OBJECTIVE: Only lines with the word "good" are needed; collect each of them from the listing below.
------ RECORDS FOR THE TASK
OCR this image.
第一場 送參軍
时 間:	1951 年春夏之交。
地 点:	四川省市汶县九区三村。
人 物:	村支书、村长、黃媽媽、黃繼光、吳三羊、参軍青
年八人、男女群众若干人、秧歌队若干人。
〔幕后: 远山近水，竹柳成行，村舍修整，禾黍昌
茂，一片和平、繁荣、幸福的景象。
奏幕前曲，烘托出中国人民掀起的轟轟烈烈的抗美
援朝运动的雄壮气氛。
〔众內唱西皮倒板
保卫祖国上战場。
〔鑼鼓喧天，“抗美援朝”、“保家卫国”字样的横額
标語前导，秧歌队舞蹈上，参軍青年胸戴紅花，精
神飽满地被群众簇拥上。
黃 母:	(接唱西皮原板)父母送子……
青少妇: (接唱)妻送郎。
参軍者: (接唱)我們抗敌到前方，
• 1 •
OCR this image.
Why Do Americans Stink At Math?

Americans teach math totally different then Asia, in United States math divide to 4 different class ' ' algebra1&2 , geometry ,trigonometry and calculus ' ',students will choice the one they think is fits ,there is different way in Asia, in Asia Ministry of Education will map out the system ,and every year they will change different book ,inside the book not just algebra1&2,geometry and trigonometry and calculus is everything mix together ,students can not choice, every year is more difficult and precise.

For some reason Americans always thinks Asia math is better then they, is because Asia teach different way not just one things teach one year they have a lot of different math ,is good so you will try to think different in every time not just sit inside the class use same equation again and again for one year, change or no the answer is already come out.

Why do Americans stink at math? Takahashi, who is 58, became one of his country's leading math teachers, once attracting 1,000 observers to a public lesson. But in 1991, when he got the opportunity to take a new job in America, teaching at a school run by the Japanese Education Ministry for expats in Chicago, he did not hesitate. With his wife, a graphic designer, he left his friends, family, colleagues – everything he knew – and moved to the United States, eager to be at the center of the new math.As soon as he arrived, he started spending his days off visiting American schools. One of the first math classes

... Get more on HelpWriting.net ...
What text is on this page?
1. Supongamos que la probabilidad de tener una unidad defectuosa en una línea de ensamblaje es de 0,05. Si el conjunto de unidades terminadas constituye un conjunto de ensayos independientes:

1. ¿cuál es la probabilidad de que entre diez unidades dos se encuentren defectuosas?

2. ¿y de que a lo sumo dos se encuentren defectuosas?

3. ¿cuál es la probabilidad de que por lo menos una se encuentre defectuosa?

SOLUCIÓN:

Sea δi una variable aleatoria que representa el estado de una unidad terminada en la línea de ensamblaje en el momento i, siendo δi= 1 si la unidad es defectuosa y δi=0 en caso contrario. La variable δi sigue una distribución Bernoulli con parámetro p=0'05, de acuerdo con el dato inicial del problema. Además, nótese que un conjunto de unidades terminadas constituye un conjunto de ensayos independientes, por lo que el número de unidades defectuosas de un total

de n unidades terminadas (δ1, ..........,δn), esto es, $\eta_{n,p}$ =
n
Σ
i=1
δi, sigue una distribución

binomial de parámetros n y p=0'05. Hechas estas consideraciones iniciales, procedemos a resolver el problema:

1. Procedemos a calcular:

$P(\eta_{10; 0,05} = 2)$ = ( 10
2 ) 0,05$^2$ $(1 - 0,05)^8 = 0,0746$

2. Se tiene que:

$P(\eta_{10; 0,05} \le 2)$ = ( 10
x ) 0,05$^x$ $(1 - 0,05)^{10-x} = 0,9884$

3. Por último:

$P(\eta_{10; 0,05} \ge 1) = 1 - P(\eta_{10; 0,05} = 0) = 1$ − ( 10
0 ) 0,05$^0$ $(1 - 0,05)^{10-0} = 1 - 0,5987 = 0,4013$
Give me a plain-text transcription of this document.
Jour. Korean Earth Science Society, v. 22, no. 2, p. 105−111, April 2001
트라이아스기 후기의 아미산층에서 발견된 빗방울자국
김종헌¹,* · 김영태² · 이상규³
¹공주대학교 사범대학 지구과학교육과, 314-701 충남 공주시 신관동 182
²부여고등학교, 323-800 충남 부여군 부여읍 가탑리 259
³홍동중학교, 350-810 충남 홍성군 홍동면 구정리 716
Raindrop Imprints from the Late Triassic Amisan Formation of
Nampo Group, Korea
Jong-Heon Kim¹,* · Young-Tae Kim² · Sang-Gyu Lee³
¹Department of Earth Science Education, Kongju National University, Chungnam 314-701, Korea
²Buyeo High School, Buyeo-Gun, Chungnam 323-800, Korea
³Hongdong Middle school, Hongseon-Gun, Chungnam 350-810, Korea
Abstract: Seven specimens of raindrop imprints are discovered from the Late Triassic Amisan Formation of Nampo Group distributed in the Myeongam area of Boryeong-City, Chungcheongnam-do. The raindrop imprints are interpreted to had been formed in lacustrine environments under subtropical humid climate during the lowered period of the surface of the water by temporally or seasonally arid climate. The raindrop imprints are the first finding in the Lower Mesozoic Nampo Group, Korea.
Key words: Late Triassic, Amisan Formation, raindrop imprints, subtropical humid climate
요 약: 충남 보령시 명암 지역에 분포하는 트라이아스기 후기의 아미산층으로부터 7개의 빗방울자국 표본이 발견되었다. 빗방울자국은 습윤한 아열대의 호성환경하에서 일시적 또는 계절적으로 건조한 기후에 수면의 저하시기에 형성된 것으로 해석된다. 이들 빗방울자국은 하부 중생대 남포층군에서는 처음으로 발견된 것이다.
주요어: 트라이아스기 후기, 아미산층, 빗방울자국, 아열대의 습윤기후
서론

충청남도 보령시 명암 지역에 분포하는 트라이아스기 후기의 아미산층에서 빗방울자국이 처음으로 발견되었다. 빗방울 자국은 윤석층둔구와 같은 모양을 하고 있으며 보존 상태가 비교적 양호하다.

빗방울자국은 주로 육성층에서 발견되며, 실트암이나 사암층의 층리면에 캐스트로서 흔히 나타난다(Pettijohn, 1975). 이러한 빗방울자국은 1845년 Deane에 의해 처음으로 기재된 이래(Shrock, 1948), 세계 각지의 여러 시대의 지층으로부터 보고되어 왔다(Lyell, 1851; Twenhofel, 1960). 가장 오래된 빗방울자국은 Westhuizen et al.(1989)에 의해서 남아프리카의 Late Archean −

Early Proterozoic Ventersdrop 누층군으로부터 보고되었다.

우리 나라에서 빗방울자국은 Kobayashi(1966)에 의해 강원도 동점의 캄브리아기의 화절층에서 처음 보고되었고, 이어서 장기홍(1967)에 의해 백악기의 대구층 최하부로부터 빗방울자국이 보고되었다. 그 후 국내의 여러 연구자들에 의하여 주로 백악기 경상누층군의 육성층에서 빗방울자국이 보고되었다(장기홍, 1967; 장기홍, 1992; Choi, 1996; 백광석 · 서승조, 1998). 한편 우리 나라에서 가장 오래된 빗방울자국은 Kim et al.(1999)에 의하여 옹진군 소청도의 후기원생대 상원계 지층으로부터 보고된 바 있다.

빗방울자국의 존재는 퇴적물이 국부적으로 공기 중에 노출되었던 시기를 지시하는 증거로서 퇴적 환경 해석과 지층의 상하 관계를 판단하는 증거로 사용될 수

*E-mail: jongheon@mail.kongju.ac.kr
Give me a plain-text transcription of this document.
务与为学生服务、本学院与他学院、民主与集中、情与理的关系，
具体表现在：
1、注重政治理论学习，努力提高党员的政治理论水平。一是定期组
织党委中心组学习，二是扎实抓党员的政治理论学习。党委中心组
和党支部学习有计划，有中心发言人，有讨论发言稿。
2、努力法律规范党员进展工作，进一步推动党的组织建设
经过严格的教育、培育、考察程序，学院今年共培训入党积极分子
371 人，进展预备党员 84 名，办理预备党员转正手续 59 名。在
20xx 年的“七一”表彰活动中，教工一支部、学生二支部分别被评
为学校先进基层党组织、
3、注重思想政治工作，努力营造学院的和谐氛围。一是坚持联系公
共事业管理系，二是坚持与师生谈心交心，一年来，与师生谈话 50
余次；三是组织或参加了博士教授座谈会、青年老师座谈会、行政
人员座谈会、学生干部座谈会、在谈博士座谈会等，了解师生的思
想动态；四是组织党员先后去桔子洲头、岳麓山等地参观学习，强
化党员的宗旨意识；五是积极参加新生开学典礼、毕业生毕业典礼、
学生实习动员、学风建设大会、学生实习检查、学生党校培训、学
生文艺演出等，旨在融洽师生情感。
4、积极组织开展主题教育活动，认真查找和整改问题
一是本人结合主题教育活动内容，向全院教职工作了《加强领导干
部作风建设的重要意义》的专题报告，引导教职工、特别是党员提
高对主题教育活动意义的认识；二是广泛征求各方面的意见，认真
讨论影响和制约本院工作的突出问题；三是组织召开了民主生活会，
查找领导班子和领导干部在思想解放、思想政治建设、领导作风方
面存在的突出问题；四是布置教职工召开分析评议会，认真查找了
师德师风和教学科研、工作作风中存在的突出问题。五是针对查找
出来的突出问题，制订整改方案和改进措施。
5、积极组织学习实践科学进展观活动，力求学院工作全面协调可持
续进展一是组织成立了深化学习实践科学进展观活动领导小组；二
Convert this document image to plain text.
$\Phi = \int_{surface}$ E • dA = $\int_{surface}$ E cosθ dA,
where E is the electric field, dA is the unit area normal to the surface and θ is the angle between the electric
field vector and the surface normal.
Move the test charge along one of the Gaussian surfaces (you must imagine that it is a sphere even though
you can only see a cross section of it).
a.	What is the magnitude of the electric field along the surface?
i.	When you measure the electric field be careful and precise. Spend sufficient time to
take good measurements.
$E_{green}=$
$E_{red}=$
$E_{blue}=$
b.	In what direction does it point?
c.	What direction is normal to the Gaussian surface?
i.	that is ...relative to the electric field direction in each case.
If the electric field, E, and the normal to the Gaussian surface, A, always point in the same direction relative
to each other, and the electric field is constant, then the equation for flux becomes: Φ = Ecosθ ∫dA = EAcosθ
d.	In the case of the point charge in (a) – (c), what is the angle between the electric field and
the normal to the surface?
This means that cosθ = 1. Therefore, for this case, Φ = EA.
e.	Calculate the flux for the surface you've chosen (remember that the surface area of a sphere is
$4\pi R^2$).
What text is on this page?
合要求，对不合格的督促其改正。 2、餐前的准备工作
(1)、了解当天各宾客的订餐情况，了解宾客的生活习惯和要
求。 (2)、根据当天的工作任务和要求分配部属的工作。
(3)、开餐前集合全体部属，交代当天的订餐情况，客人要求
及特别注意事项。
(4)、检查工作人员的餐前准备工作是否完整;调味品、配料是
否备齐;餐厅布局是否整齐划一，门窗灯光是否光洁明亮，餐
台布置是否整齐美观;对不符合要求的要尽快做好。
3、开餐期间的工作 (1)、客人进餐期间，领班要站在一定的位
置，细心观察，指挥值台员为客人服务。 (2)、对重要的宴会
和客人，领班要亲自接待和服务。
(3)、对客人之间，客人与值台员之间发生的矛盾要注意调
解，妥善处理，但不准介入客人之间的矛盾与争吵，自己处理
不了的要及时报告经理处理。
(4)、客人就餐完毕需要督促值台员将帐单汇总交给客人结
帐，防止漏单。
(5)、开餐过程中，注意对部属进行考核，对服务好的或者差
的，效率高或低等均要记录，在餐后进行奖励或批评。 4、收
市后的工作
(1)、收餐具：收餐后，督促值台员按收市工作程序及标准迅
------------
SOLVED EXERCISE:
For some reason Americans always thinks Asia math is better then they, is because Asia teach different way not just one things teach one year they have a lot of different math ,is good so you will try to think different in every time not just sit inside the class use same equation again and again for one year, change or no the answer is already come out.
take good measurements.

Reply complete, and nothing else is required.